Job =>
Search the material below for the word "this". Copy every line that has it.

* Start Supplied records *

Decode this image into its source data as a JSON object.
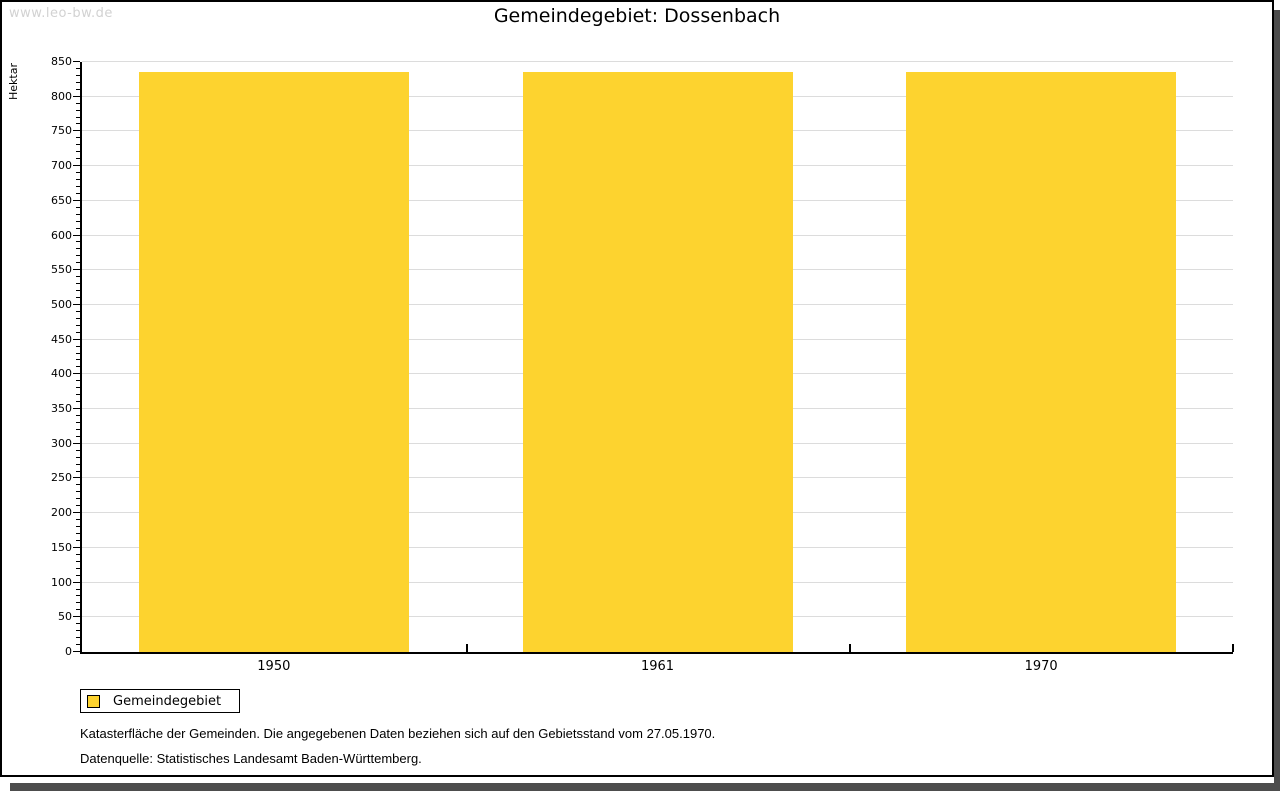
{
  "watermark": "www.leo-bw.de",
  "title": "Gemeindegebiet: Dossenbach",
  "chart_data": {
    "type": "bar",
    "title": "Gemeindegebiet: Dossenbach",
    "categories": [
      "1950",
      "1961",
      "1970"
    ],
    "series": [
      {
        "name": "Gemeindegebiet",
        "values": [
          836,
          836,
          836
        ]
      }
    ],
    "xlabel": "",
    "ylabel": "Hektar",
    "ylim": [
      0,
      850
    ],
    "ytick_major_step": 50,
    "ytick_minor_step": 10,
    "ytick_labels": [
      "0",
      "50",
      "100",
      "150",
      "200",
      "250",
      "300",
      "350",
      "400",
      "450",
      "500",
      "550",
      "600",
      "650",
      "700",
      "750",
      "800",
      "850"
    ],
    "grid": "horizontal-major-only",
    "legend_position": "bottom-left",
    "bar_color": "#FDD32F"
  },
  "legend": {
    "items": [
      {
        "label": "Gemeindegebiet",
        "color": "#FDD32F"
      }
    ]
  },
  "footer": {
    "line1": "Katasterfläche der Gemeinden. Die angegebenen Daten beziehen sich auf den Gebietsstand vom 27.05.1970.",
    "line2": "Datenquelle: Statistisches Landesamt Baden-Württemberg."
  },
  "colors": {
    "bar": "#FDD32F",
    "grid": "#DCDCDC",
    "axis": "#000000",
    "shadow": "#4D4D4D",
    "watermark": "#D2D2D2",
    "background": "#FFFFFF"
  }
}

* End Supplied records *
* Start Supplied records *

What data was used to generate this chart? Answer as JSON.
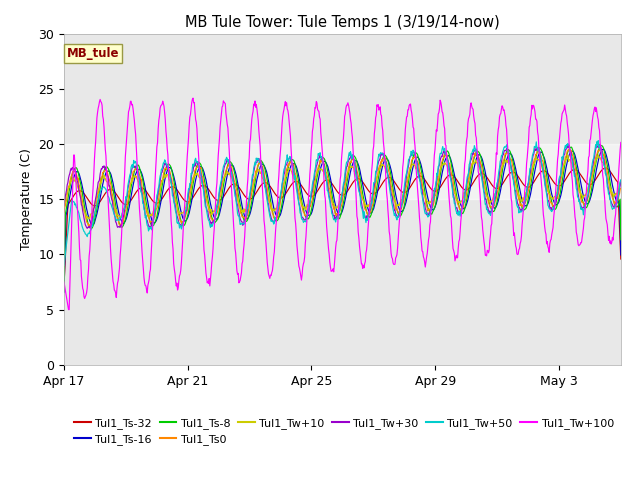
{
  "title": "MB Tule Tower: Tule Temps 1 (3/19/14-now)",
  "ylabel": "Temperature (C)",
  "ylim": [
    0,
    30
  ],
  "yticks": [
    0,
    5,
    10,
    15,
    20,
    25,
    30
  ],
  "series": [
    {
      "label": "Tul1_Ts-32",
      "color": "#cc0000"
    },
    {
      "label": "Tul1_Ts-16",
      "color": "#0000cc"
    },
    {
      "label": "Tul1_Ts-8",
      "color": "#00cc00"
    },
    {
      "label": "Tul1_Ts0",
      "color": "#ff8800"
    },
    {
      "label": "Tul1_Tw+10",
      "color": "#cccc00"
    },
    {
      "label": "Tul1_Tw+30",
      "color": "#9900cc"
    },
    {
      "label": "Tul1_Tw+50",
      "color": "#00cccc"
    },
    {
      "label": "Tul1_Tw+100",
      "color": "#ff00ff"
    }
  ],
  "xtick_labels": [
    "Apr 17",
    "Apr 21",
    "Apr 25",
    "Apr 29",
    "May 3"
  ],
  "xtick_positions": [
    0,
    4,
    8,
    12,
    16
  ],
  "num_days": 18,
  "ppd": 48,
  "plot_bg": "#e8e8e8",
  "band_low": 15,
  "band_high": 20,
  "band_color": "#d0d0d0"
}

* End Supplied records *
* Start Supplied records *

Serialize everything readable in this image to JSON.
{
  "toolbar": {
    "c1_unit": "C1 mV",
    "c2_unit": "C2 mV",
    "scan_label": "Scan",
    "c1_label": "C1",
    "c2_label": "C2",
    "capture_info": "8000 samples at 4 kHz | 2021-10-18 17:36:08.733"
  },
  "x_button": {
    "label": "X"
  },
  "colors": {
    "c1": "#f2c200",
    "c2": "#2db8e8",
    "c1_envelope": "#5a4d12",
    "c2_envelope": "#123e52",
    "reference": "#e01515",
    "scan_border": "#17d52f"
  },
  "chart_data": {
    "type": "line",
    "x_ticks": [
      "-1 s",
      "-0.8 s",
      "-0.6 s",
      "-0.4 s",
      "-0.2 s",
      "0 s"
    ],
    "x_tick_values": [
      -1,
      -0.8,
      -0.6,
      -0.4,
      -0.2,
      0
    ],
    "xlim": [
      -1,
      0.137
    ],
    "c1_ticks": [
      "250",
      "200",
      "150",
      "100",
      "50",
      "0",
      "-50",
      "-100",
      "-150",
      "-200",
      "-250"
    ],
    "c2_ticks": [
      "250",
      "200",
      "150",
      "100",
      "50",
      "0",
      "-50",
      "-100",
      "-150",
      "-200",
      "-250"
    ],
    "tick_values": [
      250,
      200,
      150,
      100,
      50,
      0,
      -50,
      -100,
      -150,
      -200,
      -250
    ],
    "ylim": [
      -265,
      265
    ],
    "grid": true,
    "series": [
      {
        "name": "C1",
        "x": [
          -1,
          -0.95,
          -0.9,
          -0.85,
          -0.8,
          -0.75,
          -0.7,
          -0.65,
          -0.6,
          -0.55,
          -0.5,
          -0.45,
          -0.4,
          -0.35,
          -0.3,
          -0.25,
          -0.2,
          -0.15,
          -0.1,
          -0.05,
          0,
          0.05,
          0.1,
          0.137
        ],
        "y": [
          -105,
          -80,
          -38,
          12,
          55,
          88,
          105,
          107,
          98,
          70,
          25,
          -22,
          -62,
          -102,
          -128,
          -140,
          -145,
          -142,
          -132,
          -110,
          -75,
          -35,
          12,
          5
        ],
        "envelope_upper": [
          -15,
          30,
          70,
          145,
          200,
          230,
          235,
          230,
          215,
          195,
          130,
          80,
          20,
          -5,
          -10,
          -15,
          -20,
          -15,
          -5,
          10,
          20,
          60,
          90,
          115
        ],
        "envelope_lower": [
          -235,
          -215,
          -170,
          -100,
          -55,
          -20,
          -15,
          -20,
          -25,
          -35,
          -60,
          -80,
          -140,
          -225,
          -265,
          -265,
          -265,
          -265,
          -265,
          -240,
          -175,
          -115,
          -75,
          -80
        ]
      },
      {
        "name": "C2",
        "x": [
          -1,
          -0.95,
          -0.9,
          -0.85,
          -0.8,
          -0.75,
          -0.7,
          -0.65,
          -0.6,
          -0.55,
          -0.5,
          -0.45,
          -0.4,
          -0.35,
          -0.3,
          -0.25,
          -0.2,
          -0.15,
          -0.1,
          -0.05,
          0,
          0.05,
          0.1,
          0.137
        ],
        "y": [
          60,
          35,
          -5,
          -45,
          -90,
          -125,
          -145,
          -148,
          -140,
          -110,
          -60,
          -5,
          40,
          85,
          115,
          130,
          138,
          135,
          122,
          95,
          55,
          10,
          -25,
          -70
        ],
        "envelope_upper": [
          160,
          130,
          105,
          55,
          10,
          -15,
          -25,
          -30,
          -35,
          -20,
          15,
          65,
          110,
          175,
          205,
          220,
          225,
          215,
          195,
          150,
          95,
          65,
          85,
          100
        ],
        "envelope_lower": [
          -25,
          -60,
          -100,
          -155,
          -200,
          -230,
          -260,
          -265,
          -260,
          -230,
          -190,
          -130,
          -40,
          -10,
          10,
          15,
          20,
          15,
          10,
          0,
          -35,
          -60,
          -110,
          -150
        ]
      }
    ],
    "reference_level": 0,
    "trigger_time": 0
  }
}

* End Supplied records *

Reply =>
Decode this image into its source data as a JSON object.
What data was used to generate this chart? Answer as JSON.
Serialize everything readable in this image to JSON.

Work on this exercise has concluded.